- [STATED TASK 1] Reproduce word for word the part of the Park Slope recycling essay that opens with the words containing "I once found" and closes with "plants and nature.".
- [STATED TASK 2] Name the things the Park Slope recycling essay says neighbors leave out for others to take, along with where each is left.
- [STATED TASK 3] Continue the Park Slope recycling essay from its last sentence.

— START OF SOURCE TEXT —

This week, I’d like to explore the world of nature, such as it is in Brooklyn. But as usual, I’m going to wander around a bit before I get there. Don’t worry; it’s all connected.

We are a recycling family, and by that I don’t just mean that we separate our paper from our plastic and such. Park Slope has a lively culture of recycling everything. People leave books on their stoops and their castoff chairs on the curb, they drape unneeded clothes on their wrought-iron fences and then prop their kids’ old toys right underneath them.

Often my neighbors will write “Free” on a piece of paper so there’s no mistake, and they’ll even offer tips on caring for the stuff. “A little Brillo and it will look like new!” — that sort of thing.

We are active members of this recycling community. We have found boxes of “Spy” magazine, an elegant wooden statue of an African woman, and a round wooden table that we’ve painted red and now serves as the spot in our cozy front yard where we watch the world go by.

I once found a four-foot tall houseplant sitting on the curb and I happily dragged it home. You see, I am a plant and nature guy, at least I pass for such in this highly urban neighborhood. I didn’t know what this plant was, but I’d give it a close look when I could and then consult Google.

The plant sat in the living room for a week or so and I’d throw it admiring glances as I passed it on my way to or from work or errand-running.

Soon, I sat down to give it a good look, laptop at the ready for identification. Although it took me much longer than it should have, I eventually realized that this plant was fake. This was embarrassing for a guy who didn’t disagree when people said I knew more than the average Brooklynite about plants and nature.

I quickly whisked this fake plant out of the house before my loved ones found out and razzed me mercilessly.

— END OF SOURCE TEXT —
— START OF DATA SHOWN —

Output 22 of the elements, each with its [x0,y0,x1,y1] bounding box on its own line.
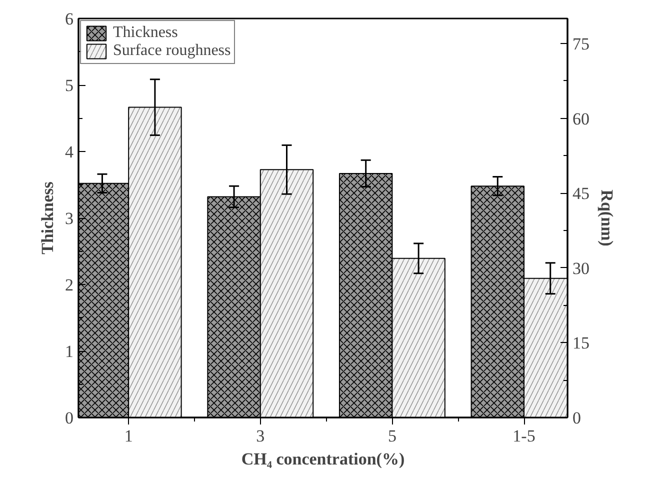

— END OF DATA SHOWN —

- [WRITTEN ANSWER 1]
I once found a four-foot tall houseplant sitting on the curb and I happily dragged it home. You see, I am a plant and nature guy, at least I pass for such in this highly urban neighborhood. I didn’t know what this plant was, but I’d give it a close look when I could and then consult Google.

The plant sat in the living room for a week or so and I’d throw it admiring glances as I passed it on my way to or from work or errand-running.

Soon, I sat down to give it a good look, laptop at the ready for identification. Although it took me much longer than it should have, I eventually realized that this plant was fake. This was embarrassing for a guy who didn’t disagree when people said I knew more than the average Brooklynite about plants and nature.

- [WRITTEN ANSWER 2]
- Books, left on their stoops
- Castoff chairs, left on the curb
- Unneeded clothes, draped on their wrought-iron fences
- Their kids' old toys, propped underneath the fences

- [WRITTEN ANSWER 3]
I call this week’s story, “Poacher Alert.” The events it describes took place some years ago. But like my fake houseplant, it’s proof that you can love something very much, even when other people know a lot more about it than you do.

*****

Our garden and our girl.

“Do you think we can grow tomatoes back here?” asked Marcy. She and Jim had just bought a house, and they had long admired our yard, with its roses and dahlias, figs and golden raspberries, chard and kale. Now, with a garden of their own, they wanted to do it up right.

“Well, that’s East and that’s West,” I said. “It looks like you’ll get decent sun. But to be safe I’d do just cherry tomatoes. The bigger ones need more light.”

Marcy wasn’t the first Brooklynite to ask me about gardening. For no particular reason, I’ve taken to gardens and I know my way around them. Over the years, passersby have stopped to admire my red-tip photinia. I have grown two ginkgo trees from seed; one is now a 12-footer and the other is maybe 10 feet. Watercress mostly grows by riverbanks, but with some sandy soil and an artfully placed rain barrel, for several seasons I nursed a healthy patch of it right off my patio. Not a river in sight!

So, the nature questions keep coming from neighbors, and generally, I enjoy being the garden guy. But sometimes New Yorkers’ deep ignorance of nature makes me testy:

“Beautiful!” said one admirer of my old photinia bush. “Is it a rose?” 

“No,” I said. “The way to tell is that it’s June, and there are no roses on it.”

Then there is the person very close to me who believed, well into adulthood, that sparrows were baby pigeons. There is no gentle way to break the news on this.

Another time, I was scrolling through a Park Slope blog to see what my affluent, liberal and often neurotic neighbors were up to. These items can be very interesting. For example, there was a post from a “digital handyman” who was eager to fix your gizmos, and another from a “Ph.D with a machete” ready to clear out your winter brush. Then I landed on a post from a person I’ll call the Pumpkin Lady.

“We are trying to create a pumpkin patch at our country house,” she wrote. “So we are burying pumpkins in hope that they'll grow in the summer and we'll have a patch. If anyone has a pumpkin they want planted, drop them off.”

I blinked, but the words were still there when I unblinked. The mind reels, no? If, as the Pumpkin Lady seems to have thought, you had to plant a whole pumpkin in order to grow a new pumpkin, then to make a human baby you would have to … what? Again, the mind reels.


At such moments I need a swig of nature, and so I head to nearby Green-Wood Cemetery, which has 478 acres and a crew of savvy gardeners. These guys definitely know a red-tip photinia from a rose.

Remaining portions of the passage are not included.